_The problem_:
Of the lines in the entries, how many hold the word "Learn"? Give that number alone.

_Data supplied_:

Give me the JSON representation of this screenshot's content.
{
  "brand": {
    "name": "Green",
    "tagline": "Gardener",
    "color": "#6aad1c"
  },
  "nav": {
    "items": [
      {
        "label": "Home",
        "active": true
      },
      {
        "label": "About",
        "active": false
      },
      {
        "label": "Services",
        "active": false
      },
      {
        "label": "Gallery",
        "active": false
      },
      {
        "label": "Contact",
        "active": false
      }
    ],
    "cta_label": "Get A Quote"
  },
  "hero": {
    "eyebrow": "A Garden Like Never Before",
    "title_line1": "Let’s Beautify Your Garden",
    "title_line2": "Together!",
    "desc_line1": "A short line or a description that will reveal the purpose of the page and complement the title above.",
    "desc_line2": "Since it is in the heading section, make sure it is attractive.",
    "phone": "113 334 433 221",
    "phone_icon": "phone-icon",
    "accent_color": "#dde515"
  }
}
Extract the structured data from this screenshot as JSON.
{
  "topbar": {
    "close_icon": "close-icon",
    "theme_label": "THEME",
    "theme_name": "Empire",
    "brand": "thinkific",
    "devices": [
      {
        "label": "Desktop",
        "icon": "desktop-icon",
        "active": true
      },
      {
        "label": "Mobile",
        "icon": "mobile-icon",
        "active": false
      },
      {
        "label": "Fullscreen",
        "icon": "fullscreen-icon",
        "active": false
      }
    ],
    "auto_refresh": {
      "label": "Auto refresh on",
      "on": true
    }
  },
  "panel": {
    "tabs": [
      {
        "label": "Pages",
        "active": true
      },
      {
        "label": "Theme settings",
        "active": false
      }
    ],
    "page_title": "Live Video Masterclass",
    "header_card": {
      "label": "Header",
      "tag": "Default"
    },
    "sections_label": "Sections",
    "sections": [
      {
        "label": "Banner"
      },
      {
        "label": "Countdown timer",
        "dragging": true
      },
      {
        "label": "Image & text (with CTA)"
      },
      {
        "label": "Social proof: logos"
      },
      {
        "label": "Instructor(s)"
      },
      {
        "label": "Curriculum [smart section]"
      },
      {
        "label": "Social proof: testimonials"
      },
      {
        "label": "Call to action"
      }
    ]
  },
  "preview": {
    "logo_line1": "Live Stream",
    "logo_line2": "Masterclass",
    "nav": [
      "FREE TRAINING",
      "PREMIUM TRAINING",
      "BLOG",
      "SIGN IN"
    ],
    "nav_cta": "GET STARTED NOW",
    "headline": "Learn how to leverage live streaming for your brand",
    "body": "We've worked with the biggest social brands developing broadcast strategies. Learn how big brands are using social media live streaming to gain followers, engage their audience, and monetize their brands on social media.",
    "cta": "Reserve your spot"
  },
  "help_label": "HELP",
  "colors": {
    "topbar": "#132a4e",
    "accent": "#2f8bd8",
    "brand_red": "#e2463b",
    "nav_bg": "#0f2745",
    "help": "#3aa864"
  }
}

_Written response_:
2